## Stated goal
Gather every line in the records below that contains the word "mant".
★ ★ ★
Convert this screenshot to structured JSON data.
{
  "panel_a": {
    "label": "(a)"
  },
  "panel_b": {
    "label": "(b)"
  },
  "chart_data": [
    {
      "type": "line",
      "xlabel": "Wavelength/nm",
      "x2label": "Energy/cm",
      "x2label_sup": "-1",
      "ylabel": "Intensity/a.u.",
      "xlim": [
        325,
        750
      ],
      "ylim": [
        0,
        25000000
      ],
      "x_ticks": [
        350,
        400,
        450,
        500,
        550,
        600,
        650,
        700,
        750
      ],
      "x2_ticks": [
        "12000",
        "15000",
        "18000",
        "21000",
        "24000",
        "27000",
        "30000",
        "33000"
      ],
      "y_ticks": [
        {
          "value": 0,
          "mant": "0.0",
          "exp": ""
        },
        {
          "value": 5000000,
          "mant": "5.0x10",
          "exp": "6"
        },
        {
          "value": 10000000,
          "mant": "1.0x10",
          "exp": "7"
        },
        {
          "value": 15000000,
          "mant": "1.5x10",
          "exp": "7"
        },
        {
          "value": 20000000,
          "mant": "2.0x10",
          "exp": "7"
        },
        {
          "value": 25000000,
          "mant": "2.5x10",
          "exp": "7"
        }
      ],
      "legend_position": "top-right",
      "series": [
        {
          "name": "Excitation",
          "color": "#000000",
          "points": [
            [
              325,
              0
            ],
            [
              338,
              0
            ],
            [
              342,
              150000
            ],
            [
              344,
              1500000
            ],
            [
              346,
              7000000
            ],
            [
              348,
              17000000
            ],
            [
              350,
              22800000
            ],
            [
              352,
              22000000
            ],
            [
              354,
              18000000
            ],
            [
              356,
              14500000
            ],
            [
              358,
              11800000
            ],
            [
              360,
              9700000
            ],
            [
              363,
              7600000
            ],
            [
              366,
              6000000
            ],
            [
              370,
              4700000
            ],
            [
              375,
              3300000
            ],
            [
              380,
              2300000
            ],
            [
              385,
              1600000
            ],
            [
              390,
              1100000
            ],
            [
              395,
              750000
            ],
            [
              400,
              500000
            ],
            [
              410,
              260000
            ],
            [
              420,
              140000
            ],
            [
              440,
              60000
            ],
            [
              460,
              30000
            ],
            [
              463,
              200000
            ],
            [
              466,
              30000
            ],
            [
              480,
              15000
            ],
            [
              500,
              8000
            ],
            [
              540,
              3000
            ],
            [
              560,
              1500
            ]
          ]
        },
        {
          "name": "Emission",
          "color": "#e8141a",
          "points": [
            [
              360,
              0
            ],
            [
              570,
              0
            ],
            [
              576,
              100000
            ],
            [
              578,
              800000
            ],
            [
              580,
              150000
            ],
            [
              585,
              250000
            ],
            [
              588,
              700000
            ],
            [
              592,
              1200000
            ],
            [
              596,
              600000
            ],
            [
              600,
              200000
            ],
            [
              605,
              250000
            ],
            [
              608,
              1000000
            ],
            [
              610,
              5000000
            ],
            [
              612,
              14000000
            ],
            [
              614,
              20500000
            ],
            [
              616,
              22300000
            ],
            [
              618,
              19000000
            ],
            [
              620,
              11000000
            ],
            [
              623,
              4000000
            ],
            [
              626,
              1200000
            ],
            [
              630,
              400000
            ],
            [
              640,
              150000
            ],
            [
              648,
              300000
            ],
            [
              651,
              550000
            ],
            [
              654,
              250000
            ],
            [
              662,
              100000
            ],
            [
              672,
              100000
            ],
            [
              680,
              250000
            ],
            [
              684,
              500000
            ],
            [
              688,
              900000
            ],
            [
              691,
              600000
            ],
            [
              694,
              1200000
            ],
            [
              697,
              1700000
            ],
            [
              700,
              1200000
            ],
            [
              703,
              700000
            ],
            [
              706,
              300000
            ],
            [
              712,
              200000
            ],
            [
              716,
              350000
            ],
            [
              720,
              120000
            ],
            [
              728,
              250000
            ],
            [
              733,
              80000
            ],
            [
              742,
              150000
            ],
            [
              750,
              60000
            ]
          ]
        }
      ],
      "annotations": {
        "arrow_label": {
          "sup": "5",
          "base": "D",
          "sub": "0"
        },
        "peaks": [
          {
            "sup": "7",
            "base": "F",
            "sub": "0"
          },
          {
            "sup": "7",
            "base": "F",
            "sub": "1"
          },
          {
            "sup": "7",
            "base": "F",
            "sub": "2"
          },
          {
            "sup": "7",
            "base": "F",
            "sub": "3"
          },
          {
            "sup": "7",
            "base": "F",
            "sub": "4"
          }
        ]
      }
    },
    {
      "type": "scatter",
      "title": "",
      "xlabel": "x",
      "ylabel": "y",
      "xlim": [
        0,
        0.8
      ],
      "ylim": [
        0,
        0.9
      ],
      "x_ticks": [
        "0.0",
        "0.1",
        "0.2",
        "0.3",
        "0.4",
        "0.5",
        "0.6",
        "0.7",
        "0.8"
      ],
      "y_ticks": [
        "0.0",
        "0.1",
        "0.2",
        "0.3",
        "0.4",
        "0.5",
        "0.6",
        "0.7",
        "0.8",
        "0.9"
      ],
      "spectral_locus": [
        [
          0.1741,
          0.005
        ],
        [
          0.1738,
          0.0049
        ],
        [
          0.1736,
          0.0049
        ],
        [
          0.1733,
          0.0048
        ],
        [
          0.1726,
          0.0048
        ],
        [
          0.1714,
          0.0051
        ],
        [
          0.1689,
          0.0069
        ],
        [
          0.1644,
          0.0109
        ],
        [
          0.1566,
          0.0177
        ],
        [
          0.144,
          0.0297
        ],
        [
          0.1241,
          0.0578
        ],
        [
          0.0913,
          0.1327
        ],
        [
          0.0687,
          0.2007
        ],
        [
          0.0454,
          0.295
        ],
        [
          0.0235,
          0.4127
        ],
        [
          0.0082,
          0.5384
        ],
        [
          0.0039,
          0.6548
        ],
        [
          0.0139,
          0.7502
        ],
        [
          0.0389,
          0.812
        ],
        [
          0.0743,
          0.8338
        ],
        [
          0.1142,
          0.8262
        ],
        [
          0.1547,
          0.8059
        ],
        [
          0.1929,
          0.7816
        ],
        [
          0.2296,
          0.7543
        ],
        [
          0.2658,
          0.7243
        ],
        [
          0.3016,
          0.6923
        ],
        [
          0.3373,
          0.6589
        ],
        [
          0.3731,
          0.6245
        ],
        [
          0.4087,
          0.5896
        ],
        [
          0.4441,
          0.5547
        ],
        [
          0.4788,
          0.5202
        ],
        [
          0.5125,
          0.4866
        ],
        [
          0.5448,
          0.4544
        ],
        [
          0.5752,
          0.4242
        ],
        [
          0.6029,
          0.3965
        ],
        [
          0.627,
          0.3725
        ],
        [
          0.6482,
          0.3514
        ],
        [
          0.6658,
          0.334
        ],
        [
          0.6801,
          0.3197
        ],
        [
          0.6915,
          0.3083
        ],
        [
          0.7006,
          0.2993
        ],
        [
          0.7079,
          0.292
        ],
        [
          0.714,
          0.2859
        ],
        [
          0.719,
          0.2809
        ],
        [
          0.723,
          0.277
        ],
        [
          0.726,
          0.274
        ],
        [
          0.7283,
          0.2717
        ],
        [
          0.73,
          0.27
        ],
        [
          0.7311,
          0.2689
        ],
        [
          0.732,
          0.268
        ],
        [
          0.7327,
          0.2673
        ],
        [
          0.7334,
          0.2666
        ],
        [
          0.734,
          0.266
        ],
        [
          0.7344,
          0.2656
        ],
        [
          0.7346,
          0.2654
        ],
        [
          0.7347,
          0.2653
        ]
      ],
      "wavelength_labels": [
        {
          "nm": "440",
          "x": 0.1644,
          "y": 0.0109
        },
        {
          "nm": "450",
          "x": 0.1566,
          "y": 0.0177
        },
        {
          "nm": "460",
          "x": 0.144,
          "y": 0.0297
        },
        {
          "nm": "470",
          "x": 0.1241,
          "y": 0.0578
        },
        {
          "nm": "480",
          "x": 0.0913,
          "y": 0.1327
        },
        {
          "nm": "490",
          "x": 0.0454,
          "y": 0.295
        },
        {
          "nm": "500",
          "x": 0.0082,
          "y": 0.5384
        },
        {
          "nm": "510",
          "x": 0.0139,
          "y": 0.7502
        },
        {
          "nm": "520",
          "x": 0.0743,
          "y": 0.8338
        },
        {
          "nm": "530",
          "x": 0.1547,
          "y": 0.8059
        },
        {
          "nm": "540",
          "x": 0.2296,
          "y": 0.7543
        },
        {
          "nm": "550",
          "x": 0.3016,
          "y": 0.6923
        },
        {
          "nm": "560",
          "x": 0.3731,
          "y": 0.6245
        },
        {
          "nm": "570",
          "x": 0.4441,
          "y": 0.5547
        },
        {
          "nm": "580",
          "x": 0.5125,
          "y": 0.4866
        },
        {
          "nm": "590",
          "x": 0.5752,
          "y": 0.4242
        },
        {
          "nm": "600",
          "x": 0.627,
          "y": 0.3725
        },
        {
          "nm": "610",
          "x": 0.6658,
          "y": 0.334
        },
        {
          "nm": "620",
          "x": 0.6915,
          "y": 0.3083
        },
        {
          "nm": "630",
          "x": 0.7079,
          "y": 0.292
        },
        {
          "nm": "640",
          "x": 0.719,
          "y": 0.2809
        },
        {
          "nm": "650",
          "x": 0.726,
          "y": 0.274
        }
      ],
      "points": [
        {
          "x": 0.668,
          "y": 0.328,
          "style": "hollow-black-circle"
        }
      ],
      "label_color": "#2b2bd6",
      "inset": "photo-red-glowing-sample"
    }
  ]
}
★ ★ ★
## Problem solution
          "mant": "0.0",
          "mant": "5.0x10",
          "mant": "1.0x10",
          "mant": "1.5x10",
          "mant": "2.0x10",
          "mant": "2.5x10",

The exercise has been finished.